# Short exercise
Every line of the data that contains the string "Memory" must be copied.

Records from a data collection

· · · ·

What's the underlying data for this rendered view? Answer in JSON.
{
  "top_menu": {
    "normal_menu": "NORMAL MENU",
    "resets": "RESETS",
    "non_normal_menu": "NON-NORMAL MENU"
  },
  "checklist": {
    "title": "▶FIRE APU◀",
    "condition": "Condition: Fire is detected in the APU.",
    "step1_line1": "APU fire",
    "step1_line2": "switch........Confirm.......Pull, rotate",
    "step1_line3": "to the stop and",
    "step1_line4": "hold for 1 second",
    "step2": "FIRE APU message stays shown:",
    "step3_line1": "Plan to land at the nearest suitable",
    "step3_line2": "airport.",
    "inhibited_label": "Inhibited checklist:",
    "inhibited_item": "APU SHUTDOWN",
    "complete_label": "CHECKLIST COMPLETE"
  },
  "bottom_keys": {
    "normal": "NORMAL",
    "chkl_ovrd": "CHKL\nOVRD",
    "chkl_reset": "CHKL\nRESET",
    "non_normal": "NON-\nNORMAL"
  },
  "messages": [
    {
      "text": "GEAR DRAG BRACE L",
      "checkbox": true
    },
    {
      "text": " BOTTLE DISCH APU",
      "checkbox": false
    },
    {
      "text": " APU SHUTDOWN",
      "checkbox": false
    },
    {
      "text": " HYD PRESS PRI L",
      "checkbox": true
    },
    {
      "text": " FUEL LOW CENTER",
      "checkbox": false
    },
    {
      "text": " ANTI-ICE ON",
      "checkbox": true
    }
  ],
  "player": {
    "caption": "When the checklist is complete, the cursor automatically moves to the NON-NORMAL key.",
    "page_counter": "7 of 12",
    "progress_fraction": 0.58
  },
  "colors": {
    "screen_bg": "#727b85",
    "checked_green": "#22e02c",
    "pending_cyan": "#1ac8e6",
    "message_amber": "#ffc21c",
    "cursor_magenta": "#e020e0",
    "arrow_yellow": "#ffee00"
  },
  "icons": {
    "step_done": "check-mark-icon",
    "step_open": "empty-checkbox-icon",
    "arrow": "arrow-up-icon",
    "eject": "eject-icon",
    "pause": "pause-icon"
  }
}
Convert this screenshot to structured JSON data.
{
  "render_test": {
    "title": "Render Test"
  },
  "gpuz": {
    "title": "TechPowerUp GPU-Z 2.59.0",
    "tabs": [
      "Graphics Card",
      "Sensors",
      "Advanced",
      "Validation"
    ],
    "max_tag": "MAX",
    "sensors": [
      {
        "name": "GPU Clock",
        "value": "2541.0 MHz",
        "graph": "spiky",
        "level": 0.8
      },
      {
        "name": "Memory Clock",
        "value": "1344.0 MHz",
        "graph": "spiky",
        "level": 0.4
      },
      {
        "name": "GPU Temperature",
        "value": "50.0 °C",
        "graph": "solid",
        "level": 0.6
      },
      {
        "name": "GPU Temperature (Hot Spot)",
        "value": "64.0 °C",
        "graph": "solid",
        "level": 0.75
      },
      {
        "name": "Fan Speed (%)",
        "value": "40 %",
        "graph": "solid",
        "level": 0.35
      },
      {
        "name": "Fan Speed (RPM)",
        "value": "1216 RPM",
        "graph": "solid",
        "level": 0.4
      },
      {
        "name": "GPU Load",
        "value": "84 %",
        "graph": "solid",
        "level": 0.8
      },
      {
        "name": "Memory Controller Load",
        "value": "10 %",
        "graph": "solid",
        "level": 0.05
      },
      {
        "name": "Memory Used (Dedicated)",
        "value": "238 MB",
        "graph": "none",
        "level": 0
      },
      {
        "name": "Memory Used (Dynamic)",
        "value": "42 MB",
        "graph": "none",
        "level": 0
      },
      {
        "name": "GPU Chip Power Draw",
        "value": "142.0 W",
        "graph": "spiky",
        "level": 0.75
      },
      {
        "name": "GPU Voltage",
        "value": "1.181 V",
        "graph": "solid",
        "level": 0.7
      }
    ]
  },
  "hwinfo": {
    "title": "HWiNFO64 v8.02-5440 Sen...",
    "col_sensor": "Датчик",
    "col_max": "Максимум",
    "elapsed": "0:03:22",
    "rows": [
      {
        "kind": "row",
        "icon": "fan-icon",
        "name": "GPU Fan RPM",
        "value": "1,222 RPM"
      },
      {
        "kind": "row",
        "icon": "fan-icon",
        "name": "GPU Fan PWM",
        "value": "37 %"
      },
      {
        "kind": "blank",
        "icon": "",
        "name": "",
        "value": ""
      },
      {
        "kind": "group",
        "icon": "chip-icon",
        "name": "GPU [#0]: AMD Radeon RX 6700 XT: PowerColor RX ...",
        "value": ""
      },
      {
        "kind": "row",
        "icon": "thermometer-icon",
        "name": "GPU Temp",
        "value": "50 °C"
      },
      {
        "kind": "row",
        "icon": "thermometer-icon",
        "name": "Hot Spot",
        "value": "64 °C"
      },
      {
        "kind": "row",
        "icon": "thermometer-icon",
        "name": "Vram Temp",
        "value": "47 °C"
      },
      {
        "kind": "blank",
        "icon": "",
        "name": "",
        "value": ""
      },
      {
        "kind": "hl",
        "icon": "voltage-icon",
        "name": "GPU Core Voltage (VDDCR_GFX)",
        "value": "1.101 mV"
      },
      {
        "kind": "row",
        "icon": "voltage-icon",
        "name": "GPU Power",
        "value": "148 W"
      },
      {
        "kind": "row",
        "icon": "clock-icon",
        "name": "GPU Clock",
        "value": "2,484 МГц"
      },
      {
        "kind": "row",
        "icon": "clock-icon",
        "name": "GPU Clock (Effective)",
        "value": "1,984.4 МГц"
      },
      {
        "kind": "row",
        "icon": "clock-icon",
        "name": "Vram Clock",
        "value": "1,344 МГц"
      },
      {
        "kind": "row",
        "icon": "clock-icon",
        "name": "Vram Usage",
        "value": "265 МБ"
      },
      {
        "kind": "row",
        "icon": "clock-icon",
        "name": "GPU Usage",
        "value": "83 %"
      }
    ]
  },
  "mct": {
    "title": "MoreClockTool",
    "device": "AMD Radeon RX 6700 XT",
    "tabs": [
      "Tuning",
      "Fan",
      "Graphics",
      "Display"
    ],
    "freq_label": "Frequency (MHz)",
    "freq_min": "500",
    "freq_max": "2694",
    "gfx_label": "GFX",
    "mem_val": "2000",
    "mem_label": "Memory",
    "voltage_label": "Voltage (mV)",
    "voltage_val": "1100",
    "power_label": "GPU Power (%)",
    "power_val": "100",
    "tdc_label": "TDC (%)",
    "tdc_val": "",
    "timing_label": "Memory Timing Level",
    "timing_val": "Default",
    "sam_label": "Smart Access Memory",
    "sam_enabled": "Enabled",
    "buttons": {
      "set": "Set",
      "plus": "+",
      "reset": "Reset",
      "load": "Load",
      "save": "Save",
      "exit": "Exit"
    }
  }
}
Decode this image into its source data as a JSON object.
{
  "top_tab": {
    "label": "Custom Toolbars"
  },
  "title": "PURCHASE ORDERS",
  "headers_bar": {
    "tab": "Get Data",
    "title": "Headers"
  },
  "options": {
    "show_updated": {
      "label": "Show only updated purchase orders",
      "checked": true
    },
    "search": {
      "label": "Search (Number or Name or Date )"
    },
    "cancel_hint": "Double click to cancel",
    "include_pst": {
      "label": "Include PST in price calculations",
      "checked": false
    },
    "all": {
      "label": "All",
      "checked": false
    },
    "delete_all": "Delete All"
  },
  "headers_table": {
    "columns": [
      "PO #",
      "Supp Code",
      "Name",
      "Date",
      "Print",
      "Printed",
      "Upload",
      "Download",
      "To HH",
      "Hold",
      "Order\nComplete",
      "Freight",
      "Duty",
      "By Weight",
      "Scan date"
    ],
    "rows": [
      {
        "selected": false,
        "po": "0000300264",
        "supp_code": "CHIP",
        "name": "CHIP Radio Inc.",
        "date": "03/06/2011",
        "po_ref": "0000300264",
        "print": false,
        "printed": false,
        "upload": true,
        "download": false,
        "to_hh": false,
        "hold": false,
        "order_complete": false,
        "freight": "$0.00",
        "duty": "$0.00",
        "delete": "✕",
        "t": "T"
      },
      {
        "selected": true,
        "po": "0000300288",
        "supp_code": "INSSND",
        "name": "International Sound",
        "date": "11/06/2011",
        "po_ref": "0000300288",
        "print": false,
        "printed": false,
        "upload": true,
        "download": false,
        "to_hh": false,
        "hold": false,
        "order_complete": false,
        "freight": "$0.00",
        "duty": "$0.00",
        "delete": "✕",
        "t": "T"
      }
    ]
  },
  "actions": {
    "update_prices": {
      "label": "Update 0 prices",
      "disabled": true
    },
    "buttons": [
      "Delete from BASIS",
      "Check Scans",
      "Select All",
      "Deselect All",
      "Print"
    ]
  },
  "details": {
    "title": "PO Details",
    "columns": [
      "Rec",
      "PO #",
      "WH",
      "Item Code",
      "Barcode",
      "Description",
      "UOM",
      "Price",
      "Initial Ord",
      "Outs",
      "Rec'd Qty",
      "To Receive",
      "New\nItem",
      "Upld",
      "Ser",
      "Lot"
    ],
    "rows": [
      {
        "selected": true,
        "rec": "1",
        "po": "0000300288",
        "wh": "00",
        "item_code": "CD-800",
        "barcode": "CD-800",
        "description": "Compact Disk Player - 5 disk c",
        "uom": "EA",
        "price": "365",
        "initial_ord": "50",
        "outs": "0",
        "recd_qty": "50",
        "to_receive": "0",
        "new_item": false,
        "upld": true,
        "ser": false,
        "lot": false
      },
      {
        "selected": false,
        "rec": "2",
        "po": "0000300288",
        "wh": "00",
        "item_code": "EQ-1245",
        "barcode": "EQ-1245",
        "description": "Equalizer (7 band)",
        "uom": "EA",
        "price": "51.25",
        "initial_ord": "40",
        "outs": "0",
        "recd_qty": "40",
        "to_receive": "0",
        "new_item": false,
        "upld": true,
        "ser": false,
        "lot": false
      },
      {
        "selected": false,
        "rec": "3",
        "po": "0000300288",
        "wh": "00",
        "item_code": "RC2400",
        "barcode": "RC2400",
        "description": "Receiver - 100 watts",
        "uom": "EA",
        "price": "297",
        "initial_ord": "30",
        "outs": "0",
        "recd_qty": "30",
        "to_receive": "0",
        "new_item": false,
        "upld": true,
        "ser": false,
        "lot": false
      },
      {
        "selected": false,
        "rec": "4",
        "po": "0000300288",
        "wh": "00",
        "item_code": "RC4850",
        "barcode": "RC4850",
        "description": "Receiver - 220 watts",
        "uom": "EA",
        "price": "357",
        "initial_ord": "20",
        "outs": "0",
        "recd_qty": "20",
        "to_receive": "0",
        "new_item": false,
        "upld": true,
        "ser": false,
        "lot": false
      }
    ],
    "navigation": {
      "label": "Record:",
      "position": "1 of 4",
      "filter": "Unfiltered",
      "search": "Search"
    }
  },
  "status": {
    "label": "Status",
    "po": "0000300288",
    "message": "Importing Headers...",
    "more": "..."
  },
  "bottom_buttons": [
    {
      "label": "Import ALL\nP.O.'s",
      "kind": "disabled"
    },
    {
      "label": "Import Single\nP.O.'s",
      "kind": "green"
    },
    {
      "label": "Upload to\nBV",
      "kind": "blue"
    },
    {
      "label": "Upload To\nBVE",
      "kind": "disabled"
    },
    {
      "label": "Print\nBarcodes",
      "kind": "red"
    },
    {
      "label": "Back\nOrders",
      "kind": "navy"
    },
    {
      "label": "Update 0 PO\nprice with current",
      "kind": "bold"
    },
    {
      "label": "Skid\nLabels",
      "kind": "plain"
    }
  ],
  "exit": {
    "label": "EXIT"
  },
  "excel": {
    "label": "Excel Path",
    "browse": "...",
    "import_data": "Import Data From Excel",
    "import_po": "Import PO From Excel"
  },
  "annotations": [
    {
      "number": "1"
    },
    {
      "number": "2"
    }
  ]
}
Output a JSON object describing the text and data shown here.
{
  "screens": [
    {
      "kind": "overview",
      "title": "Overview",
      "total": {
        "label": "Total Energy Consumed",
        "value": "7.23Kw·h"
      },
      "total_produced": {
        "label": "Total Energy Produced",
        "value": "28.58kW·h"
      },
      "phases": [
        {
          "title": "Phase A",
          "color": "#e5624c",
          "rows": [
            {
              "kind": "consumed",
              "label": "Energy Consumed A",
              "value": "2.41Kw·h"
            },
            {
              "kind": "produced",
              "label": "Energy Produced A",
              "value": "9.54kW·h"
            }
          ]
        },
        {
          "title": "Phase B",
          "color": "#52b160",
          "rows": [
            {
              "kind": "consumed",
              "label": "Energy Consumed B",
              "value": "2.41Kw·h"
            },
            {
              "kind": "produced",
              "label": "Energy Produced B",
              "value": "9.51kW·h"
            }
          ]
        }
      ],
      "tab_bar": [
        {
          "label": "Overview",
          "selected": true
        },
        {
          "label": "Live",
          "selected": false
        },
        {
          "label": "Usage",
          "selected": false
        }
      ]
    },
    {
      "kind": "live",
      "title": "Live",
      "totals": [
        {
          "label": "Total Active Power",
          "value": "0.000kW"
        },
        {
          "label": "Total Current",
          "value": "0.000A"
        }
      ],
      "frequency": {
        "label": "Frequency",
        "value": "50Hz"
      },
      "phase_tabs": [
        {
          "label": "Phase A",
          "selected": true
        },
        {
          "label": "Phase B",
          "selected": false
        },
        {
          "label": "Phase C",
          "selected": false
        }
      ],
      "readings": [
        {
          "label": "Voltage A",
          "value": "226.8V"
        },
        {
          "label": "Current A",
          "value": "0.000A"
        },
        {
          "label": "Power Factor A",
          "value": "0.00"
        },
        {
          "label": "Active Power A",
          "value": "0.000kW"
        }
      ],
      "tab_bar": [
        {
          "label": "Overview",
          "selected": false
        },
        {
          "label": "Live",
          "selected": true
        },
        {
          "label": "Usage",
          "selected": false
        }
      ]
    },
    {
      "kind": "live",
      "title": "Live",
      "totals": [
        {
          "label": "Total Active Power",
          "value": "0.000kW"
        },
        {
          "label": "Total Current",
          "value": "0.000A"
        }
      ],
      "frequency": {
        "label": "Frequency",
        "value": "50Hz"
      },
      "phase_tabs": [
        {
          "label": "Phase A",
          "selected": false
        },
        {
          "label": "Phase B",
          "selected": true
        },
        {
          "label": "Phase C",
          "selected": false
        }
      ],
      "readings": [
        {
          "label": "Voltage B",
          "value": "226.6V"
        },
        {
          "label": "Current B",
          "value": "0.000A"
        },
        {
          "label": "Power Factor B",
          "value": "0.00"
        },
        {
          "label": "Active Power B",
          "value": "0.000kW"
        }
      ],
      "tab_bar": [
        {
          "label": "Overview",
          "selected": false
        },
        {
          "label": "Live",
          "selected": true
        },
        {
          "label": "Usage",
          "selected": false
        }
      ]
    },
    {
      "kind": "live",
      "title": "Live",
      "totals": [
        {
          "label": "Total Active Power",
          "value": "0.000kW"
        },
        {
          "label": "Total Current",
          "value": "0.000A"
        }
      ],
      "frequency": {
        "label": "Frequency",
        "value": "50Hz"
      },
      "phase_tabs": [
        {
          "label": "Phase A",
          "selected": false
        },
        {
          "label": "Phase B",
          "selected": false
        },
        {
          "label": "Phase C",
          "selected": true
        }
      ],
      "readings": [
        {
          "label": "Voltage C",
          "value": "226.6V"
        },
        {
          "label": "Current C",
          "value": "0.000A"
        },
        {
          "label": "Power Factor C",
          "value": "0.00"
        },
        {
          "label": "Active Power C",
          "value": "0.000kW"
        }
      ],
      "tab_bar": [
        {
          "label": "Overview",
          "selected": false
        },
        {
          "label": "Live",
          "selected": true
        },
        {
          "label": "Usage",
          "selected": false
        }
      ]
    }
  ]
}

· · · ·

# Response to the exercise
        "name": "Memory Clock",
        "name": "Memory Controller Load",
        "name": "Memory Used (Dedicated)",
        "name": "Memory Used (Dynamic)",
    "mem_label": "Memory",
    "timing_label": "Memory Timing Level",
    "sam_label": "Smart Access Memory",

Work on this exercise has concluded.